[Records]
--*--

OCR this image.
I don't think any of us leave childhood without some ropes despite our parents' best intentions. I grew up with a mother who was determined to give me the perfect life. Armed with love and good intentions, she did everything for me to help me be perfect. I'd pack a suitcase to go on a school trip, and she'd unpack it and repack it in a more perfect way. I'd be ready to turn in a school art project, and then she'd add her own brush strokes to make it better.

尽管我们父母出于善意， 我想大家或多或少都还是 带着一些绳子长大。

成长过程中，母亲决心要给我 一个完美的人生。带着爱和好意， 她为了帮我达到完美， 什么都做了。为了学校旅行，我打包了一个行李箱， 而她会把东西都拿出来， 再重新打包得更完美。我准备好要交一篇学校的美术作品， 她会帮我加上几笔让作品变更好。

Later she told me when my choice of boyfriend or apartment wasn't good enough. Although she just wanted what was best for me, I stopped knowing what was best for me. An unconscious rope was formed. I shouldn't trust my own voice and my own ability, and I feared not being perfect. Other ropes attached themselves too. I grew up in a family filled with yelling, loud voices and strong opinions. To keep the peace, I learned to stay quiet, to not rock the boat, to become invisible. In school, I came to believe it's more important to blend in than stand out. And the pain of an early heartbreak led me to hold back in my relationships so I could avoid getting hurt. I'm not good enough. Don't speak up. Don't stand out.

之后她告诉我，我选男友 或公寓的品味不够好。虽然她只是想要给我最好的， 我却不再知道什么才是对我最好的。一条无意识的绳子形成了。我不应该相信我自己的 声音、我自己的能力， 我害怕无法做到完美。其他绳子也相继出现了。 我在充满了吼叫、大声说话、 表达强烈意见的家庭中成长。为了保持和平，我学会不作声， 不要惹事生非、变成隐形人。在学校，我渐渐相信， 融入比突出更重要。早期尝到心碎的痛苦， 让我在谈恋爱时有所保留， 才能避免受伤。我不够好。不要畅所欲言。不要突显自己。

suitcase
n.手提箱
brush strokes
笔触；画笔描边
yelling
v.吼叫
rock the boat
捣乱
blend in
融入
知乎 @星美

--*--

◆ **Instructions to follow**
Identify the lines of the data that contain the word "boat". Copy each of them.

◆ **Result**
Later she told me when my choice of boyfriend or apartment wasn't good enough. Although she just wanted what was best for me, I stopped knowing what was best for me. An unconscious rope was formed. I shouldn't trust my own voice and my own ability, and I feared not being perfect. Other ropes attached themselves too. I grew up in a family filled with yelling, loud voices and strong opinions. To keep the peace, I learned to stay quiet, to not rock the boat, to become invisible. In school, I came to believe it's more important to blend in than stand out. And the pain of an early heartbreak led me to hold back in my relationships so I could avoid getting hurt. I'm not good enough. Don't speak up. Don't stand out.
rock the boat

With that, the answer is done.